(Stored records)
──────────

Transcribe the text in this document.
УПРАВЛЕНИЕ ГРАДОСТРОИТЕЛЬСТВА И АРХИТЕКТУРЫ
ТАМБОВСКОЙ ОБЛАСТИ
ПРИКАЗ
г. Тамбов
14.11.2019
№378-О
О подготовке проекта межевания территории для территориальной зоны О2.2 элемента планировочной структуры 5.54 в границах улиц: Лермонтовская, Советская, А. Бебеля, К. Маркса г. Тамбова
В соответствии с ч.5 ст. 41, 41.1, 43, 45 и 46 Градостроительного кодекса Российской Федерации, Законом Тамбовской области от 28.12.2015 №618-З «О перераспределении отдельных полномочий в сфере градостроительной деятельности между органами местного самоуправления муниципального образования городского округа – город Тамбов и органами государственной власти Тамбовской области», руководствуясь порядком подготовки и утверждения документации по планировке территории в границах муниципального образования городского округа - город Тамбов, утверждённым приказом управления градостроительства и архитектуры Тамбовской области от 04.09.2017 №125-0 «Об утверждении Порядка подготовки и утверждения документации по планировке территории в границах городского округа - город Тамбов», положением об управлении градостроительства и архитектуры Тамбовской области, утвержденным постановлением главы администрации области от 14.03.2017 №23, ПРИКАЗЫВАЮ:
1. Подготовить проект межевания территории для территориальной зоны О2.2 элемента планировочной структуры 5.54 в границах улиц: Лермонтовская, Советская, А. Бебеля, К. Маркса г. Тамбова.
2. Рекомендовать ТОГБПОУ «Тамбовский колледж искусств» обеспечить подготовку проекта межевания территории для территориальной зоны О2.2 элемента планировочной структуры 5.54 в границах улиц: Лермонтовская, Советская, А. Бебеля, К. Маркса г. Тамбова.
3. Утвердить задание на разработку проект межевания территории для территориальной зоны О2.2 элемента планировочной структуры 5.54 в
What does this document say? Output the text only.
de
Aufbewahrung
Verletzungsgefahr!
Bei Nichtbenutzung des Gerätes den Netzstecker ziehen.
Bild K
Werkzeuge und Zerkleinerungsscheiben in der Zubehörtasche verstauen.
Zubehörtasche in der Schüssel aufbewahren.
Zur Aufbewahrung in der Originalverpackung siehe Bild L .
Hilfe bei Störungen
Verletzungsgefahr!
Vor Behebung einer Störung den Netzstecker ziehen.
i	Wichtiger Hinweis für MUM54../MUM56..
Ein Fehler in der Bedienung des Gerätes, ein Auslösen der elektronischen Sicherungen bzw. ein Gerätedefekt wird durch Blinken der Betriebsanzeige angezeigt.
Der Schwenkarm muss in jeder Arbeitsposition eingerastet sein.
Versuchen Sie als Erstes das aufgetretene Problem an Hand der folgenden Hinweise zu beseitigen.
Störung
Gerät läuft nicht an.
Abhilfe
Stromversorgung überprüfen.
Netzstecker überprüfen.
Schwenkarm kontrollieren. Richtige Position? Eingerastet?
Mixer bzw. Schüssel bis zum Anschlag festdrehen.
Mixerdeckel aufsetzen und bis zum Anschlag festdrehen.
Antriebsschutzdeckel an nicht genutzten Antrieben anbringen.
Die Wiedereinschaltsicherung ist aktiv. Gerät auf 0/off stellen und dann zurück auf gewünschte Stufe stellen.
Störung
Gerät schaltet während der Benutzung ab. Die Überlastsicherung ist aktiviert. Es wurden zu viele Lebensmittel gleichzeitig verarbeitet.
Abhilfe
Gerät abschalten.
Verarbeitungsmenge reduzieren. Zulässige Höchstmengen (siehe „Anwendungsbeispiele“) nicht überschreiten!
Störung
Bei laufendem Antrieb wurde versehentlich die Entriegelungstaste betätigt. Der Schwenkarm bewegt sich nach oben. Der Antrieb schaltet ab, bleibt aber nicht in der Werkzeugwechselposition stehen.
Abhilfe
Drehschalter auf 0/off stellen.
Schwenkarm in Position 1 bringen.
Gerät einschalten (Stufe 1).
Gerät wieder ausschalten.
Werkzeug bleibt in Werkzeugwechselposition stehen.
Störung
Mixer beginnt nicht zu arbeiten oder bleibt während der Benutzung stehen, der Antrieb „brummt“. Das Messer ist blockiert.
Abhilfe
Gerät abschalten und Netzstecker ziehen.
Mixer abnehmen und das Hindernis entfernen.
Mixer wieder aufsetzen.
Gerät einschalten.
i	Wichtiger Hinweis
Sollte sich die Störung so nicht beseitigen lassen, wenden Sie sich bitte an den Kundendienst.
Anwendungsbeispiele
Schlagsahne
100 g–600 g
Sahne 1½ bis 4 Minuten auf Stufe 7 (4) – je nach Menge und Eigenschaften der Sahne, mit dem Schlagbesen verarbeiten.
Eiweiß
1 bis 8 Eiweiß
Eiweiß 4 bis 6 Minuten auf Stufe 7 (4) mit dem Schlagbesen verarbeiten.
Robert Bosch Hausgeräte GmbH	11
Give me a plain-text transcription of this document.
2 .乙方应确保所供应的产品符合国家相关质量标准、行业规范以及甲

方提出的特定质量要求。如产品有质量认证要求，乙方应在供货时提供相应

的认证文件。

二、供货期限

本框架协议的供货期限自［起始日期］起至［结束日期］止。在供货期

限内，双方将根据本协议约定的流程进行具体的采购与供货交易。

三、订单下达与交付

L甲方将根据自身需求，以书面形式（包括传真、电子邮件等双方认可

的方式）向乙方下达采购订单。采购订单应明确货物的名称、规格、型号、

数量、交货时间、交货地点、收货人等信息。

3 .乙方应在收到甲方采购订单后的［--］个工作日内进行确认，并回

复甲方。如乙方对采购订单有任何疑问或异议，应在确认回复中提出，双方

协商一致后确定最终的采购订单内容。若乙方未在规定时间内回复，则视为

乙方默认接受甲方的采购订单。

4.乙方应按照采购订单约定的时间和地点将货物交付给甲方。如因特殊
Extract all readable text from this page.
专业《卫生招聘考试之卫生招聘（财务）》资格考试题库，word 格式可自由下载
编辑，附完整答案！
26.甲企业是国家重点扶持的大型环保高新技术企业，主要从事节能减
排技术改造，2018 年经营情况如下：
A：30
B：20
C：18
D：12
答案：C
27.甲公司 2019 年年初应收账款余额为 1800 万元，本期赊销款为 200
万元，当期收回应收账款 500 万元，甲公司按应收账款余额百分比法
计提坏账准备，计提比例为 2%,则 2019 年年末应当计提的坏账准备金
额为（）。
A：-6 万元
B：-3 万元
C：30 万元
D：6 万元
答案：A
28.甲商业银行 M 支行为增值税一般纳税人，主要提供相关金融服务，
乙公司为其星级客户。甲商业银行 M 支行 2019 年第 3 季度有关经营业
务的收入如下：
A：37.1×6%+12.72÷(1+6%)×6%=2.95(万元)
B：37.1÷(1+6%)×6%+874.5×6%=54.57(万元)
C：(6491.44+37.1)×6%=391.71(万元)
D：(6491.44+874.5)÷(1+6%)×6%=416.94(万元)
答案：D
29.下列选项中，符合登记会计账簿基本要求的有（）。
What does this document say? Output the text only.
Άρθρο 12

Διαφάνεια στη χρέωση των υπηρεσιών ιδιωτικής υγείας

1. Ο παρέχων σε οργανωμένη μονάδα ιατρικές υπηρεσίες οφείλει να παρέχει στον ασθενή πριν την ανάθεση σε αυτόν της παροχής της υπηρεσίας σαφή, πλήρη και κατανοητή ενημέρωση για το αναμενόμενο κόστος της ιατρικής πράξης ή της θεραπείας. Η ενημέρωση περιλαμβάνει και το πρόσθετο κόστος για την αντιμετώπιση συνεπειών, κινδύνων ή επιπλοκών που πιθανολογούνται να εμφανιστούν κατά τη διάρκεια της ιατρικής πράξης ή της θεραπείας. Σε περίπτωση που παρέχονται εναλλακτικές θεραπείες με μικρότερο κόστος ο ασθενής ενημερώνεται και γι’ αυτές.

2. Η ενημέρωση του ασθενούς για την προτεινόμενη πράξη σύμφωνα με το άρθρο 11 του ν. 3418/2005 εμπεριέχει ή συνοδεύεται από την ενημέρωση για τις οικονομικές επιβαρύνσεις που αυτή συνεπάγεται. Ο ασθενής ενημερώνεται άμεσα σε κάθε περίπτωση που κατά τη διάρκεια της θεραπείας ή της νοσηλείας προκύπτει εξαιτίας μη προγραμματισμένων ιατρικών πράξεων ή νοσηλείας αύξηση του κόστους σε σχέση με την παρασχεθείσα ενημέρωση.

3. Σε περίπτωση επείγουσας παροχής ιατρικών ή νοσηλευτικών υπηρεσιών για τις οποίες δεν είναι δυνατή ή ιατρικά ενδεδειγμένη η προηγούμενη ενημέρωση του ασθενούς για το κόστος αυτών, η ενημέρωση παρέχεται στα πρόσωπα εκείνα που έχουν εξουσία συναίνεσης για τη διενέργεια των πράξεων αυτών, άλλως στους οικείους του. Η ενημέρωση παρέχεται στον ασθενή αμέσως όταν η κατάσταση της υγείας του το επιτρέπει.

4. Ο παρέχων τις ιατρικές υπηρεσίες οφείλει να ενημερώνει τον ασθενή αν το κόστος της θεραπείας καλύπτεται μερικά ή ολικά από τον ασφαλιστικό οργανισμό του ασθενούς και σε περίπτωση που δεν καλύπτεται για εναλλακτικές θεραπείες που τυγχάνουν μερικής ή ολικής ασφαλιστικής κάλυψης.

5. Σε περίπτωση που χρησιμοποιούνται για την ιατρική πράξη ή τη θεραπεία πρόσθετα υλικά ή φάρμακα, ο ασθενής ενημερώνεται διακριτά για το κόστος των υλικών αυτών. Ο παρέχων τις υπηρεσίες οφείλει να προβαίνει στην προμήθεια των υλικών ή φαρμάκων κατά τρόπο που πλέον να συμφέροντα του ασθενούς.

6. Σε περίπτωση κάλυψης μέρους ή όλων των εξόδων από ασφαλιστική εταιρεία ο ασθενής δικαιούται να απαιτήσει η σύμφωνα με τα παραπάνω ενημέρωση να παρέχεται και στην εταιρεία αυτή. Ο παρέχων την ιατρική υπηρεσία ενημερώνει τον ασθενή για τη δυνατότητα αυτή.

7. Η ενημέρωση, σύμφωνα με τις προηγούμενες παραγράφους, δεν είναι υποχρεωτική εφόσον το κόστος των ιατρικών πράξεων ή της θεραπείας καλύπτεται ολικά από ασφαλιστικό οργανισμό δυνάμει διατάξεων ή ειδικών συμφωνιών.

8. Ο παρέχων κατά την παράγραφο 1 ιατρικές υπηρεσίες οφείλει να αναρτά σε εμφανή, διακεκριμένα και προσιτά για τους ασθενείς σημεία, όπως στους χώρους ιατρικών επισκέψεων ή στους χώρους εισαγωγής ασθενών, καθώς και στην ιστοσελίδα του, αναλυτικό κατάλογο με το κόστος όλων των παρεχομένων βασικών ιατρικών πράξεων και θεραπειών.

──────────

▶ Short problem:
In the listing, find all lines with the string "text" and copy them.

▶ Written response:
Transcribe the text in this document.
What does this document say? Output the text only.
Give me a plain-text transcription of this document.
Extract all readable text from this page.
What does this document say? Output the text only.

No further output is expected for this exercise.